Written instruction:
Work out the number of lines in the records that include the word "text"; reply with that number alone.

The input:
● ● ●

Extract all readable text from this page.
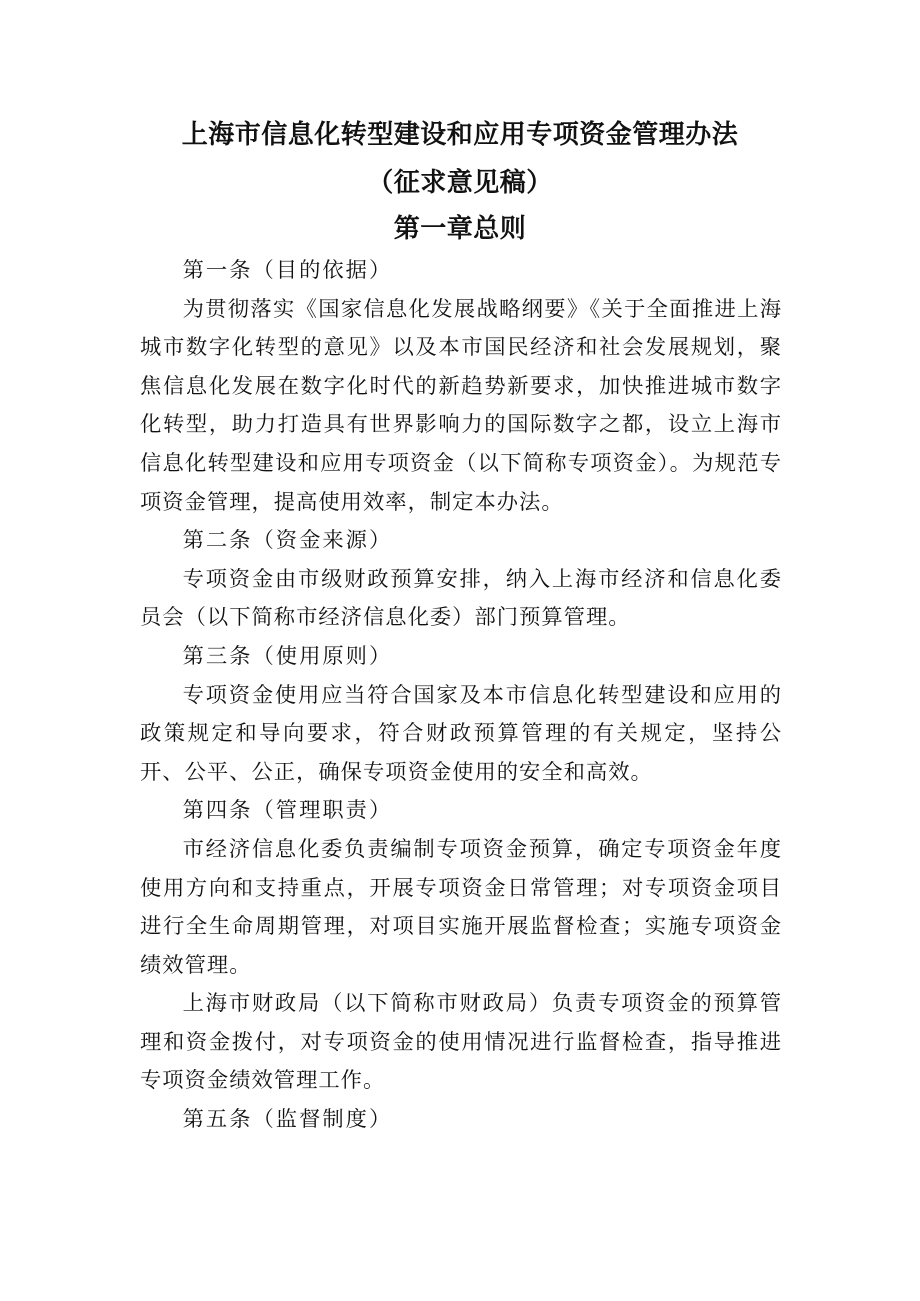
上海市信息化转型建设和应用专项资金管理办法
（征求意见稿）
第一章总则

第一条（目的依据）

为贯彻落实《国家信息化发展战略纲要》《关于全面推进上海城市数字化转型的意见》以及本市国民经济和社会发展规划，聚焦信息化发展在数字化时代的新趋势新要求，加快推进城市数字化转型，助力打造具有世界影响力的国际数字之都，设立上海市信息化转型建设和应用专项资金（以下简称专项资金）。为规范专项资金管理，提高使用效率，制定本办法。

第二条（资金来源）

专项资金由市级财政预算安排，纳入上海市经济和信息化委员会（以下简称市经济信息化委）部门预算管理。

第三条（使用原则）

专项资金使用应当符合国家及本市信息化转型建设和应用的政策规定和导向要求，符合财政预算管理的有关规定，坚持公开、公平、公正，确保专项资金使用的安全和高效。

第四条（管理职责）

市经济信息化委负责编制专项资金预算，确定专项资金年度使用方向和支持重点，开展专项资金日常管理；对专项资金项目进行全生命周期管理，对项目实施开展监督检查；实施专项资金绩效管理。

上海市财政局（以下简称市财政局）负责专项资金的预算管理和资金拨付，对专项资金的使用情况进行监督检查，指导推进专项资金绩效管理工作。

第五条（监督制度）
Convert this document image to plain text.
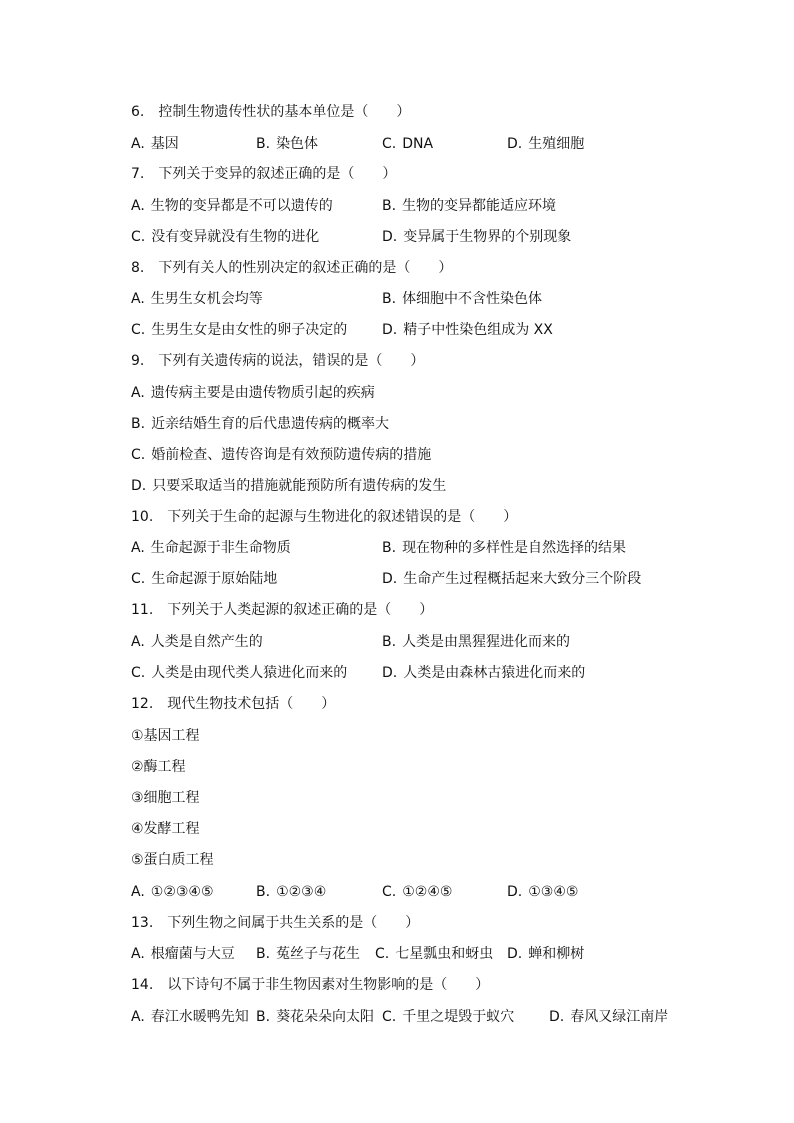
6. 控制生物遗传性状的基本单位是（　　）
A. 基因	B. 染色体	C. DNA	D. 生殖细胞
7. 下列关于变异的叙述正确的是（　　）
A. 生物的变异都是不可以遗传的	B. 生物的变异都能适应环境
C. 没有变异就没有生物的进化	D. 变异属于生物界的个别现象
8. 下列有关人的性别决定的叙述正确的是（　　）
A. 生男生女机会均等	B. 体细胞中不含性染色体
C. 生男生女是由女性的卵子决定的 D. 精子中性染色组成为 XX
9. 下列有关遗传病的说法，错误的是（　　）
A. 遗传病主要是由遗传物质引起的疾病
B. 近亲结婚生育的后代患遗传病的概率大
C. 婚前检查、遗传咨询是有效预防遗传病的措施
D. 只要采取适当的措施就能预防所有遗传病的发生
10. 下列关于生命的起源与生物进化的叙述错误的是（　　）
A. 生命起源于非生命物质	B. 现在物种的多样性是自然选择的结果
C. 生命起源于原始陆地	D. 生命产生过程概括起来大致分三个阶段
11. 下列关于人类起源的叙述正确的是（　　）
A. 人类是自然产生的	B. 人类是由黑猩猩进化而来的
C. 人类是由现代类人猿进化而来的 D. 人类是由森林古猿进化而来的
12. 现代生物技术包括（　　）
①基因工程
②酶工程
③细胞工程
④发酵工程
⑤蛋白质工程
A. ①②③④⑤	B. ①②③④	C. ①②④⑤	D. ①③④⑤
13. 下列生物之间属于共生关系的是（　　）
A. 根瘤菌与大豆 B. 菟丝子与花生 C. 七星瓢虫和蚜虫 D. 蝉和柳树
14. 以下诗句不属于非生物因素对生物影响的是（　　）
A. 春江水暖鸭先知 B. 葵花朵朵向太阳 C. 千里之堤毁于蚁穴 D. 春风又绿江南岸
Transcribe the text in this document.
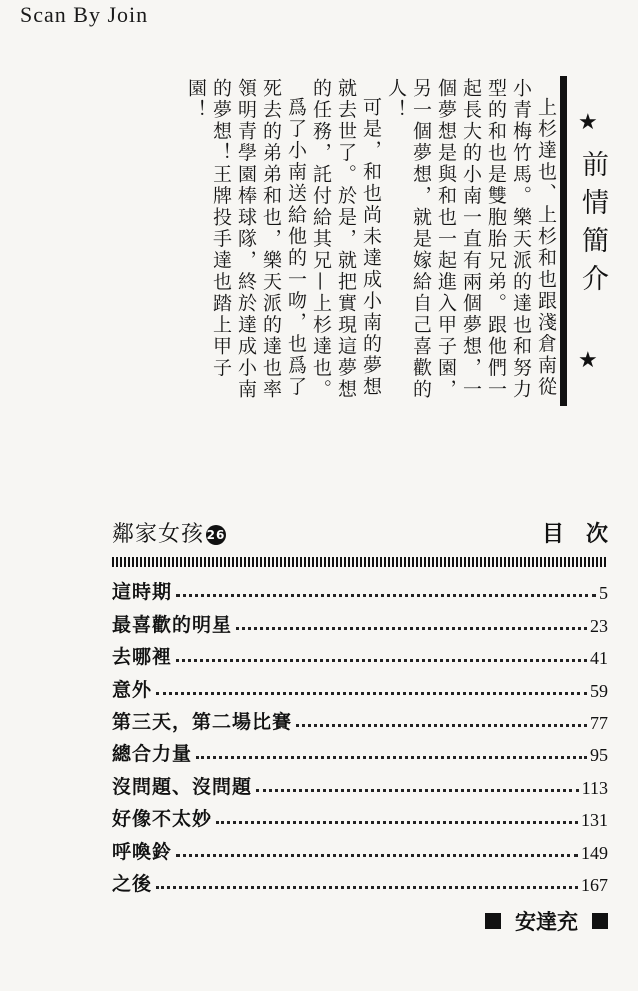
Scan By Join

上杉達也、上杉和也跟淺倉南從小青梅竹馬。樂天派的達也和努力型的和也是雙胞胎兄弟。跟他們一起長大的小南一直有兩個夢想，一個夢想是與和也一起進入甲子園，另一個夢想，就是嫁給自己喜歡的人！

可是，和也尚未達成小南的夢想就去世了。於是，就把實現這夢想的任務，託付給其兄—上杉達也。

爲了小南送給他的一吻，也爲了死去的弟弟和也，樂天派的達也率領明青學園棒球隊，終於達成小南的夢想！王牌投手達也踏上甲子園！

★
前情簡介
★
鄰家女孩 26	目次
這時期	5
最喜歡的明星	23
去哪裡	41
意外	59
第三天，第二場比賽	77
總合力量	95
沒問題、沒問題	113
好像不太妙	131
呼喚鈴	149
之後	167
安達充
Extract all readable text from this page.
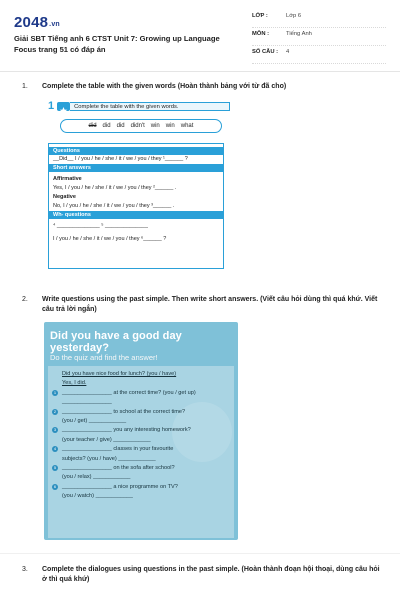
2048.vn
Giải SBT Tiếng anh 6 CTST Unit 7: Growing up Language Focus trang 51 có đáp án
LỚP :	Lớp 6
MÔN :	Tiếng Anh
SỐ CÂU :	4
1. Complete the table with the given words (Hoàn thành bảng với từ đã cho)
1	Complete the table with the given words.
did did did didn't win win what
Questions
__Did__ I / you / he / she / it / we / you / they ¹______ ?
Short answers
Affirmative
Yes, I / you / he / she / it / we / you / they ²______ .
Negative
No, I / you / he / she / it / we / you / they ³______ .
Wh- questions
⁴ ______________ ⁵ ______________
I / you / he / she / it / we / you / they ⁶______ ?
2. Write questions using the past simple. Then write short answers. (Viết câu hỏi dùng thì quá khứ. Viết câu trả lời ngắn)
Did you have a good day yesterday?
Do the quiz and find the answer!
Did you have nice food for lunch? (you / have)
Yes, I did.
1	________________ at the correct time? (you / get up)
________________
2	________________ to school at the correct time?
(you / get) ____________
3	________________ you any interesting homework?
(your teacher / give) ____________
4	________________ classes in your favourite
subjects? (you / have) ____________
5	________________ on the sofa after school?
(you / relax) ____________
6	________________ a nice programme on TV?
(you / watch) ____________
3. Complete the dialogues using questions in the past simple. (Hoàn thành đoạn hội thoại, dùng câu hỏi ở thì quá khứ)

● ● ●

Reply to the exercise:
4